■ EXERCISE INPUT
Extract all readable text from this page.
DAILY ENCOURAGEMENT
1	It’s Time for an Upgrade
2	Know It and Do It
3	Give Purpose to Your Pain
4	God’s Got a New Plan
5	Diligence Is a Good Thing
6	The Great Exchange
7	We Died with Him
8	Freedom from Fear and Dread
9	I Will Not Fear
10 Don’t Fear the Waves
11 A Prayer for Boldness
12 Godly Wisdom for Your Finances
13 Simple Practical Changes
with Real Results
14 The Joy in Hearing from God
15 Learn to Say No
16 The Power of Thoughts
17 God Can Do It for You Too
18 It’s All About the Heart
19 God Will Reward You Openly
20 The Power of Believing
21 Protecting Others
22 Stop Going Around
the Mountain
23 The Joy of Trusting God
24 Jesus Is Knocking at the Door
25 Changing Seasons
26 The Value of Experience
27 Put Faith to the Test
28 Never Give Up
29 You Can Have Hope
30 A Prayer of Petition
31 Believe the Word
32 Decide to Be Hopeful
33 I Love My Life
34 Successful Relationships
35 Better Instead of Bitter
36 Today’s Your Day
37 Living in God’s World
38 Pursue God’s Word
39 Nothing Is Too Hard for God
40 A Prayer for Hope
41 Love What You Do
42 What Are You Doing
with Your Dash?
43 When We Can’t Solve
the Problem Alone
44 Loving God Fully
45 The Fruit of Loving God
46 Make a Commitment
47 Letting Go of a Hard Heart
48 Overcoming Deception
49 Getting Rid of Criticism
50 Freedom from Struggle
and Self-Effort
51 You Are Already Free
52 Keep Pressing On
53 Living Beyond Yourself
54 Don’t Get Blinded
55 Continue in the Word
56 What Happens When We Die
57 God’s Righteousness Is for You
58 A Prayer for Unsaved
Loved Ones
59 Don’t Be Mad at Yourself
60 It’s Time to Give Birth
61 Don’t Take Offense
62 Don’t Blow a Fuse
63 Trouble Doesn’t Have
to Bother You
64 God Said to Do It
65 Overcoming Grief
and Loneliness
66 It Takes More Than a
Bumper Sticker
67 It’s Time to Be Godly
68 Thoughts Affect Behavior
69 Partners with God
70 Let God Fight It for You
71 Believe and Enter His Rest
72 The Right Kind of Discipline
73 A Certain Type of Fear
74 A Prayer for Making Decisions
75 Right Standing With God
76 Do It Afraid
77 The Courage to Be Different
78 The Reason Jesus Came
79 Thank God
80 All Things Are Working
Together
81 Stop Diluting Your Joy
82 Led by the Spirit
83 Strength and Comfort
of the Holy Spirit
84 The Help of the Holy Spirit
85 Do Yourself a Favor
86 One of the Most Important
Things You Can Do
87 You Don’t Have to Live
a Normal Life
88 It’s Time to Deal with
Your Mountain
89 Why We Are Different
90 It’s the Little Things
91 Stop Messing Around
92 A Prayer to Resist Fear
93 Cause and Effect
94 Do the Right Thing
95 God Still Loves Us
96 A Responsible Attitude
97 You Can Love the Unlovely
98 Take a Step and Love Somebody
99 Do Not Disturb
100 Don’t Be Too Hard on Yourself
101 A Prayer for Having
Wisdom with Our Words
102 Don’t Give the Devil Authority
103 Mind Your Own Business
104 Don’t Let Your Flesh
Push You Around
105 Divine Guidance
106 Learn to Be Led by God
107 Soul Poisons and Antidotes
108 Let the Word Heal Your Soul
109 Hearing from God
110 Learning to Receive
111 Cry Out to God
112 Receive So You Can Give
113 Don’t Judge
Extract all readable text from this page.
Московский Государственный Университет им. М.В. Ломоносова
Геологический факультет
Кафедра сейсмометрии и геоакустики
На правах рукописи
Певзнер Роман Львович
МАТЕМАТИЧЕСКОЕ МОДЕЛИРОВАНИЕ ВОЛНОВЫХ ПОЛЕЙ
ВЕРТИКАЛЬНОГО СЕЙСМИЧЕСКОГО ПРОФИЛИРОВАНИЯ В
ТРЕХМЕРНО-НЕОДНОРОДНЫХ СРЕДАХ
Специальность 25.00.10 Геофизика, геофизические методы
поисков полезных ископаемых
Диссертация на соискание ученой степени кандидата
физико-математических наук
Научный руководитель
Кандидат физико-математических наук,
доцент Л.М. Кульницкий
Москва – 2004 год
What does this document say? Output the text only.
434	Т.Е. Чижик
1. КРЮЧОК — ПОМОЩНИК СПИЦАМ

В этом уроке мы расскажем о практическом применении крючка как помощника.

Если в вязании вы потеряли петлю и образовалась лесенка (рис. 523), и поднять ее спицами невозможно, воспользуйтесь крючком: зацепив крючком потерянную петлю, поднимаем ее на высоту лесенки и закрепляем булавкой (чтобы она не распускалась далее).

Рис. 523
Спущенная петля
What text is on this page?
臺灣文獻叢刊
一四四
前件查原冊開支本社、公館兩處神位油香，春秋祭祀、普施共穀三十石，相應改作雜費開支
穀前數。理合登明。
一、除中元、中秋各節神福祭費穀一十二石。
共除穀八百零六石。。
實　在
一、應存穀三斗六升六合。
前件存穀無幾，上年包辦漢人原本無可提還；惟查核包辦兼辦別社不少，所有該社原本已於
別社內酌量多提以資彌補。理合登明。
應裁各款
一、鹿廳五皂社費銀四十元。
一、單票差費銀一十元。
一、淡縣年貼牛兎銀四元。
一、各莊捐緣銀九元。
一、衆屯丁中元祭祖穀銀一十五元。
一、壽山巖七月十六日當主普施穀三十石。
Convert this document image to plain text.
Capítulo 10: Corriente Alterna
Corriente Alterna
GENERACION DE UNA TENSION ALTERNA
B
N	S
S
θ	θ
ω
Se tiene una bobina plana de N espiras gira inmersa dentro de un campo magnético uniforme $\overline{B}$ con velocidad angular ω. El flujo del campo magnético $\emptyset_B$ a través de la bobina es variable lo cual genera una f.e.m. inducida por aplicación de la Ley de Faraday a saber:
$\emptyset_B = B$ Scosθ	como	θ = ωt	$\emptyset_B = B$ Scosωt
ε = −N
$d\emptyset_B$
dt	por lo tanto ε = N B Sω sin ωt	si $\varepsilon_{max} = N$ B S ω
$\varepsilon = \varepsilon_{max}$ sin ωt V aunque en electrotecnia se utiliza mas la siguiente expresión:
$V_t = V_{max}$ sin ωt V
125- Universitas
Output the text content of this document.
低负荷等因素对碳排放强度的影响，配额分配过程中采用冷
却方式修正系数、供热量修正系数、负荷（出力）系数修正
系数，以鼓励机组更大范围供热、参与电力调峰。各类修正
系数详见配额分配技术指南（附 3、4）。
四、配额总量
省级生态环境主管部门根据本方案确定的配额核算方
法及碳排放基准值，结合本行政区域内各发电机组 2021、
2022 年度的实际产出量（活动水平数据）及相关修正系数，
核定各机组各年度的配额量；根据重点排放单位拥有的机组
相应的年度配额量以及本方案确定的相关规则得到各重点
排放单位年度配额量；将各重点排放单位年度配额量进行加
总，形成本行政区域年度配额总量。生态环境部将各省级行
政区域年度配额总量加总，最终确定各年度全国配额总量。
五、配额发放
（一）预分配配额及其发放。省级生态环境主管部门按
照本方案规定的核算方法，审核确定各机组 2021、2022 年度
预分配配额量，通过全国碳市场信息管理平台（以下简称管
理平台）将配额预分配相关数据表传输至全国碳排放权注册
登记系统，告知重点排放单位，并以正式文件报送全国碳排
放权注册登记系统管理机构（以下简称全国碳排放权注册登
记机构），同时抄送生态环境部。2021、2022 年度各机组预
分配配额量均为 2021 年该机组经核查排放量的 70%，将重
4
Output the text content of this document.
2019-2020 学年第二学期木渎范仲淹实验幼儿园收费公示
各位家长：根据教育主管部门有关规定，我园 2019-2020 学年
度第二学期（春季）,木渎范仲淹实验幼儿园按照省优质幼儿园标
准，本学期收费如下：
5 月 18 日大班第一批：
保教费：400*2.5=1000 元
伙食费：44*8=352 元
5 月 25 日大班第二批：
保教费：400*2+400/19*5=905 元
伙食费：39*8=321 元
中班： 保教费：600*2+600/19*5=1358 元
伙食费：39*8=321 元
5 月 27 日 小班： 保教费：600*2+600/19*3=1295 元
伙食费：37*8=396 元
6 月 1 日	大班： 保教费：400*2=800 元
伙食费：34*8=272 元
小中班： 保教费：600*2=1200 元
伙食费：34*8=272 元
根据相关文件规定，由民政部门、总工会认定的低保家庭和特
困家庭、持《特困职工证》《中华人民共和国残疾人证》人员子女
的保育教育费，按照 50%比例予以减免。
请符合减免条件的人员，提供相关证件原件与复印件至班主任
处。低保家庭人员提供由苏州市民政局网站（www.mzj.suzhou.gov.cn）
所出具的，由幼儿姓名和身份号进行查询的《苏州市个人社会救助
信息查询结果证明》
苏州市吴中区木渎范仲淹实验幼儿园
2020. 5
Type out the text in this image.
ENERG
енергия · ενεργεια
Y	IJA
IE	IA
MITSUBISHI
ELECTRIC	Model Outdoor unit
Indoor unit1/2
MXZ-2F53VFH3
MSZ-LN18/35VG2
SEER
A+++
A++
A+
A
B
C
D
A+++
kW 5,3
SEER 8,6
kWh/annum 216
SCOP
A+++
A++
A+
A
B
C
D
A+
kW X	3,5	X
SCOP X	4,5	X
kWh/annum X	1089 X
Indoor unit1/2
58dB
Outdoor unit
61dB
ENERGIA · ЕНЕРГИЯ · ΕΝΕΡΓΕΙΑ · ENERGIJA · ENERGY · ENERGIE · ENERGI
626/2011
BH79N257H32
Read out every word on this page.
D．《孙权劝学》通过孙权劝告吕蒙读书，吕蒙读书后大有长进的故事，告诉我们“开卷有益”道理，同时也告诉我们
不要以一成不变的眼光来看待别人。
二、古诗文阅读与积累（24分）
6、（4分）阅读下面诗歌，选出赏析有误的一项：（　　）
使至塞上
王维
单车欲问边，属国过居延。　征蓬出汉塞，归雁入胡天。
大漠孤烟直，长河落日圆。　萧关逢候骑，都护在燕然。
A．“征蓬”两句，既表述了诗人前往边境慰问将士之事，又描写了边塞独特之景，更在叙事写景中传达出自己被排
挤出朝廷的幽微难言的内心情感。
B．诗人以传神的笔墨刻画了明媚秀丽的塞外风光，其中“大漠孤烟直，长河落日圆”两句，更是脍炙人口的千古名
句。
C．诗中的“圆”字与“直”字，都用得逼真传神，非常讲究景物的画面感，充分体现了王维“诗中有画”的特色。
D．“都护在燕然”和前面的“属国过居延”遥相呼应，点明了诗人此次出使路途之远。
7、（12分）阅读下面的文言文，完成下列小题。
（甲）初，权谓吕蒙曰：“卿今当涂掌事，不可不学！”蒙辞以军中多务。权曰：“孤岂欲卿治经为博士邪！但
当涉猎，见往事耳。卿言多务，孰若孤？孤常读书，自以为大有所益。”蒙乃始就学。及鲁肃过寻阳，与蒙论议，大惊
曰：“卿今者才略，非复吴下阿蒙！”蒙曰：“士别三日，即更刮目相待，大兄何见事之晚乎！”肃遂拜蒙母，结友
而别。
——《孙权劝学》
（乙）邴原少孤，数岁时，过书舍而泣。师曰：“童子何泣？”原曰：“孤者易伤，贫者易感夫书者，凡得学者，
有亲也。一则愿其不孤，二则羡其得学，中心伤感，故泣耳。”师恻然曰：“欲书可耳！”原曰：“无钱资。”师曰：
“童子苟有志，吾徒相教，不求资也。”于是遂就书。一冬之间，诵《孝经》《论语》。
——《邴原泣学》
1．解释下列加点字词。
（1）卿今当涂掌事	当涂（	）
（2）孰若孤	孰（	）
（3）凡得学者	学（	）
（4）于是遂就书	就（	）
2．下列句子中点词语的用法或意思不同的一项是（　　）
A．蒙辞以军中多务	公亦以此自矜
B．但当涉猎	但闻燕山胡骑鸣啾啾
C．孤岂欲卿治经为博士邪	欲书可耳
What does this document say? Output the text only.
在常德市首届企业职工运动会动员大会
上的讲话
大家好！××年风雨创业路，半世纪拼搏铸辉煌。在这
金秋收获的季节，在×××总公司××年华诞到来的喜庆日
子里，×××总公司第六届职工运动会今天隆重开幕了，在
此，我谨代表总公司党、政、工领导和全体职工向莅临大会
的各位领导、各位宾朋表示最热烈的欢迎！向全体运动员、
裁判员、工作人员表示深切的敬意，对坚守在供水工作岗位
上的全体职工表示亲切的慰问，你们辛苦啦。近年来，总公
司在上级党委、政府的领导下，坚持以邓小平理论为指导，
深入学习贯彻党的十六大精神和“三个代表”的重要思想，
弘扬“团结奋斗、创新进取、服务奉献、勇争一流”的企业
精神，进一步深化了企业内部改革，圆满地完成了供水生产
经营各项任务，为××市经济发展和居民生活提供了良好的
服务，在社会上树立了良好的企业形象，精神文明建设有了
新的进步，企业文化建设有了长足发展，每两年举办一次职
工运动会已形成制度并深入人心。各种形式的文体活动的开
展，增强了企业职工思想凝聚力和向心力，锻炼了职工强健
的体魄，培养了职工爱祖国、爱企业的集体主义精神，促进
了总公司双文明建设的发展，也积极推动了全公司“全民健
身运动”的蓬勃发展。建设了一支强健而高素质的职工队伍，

■ WORK TO BE COMPLETED
Take every line above carrying "孤岂欲卿治经为博士邪" and return it.

■ TASK OUTPUT
（甲）初，权谓吕蒙曰：“卿今当涂掌事，不可不学！”蒙辞以军中多务。权曰：“孤岂欲卿治经为博士邪！但
C．孤岂欲卿治经为博士邪	欲书可耳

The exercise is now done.